Your answer should be a single number: the count of lines containing the string "text".

Saved entries:
━━━━

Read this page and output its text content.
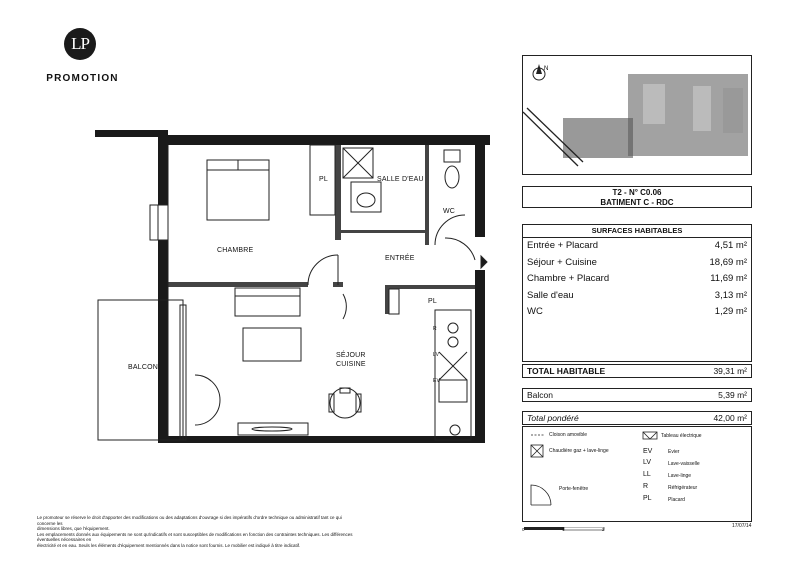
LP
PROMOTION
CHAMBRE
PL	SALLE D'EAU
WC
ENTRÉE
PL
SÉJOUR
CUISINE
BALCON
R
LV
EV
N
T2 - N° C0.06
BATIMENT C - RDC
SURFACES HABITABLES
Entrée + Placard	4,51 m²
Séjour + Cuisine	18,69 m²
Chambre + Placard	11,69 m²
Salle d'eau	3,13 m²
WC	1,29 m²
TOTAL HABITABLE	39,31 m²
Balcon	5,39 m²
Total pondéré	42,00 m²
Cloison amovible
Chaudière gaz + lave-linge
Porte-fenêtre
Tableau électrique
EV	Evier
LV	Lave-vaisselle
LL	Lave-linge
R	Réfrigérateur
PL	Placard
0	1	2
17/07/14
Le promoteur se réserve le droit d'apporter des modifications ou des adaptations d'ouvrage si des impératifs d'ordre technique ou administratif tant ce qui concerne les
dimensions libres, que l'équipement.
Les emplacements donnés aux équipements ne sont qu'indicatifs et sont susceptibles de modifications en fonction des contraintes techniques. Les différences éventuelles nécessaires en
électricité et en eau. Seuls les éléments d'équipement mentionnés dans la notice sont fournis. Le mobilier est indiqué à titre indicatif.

━━━━

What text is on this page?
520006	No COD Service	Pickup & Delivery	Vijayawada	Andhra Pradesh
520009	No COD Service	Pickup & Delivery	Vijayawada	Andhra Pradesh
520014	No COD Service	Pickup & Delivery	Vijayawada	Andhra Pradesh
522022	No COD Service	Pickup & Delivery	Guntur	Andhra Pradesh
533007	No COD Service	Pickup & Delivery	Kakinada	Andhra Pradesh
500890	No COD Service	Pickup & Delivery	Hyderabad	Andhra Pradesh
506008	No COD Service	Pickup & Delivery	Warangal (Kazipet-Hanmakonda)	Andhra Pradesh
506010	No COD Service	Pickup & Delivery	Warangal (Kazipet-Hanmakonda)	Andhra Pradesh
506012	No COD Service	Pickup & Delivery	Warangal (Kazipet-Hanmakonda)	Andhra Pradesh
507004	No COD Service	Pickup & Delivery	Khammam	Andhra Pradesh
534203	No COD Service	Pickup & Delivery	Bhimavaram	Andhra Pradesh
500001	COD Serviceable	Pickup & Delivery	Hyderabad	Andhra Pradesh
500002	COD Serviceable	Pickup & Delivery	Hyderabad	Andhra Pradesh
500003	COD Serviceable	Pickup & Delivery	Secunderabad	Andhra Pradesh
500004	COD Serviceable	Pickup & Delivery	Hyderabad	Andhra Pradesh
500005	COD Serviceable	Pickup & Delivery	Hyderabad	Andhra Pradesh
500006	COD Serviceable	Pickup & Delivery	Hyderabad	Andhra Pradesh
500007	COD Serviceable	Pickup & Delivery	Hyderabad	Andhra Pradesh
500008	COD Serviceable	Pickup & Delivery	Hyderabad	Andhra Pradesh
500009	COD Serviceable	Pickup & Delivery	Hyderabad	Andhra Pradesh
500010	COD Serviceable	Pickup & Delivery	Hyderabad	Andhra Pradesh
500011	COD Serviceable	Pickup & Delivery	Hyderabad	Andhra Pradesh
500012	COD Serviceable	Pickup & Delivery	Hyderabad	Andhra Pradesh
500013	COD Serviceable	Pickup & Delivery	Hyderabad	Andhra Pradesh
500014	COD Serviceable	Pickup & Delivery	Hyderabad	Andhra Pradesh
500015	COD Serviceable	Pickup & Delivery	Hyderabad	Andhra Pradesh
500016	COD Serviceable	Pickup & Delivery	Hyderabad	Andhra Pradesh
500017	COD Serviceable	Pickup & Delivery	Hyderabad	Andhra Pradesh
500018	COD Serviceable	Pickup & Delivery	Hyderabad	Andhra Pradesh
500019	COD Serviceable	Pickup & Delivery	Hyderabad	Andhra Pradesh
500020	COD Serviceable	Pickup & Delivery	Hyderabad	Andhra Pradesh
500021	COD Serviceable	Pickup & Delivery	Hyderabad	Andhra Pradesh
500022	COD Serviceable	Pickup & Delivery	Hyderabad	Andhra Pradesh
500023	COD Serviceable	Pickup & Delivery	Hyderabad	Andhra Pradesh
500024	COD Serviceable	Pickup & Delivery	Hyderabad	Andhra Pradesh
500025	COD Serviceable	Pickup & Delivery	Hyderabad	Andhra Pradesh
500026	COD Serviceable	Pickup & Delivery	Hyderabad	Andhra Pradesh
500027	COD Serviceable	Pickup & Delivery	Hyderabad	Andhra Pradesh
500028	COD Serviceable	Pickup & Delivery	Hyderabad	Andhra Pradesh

━━━━

*Answer for the task*:
2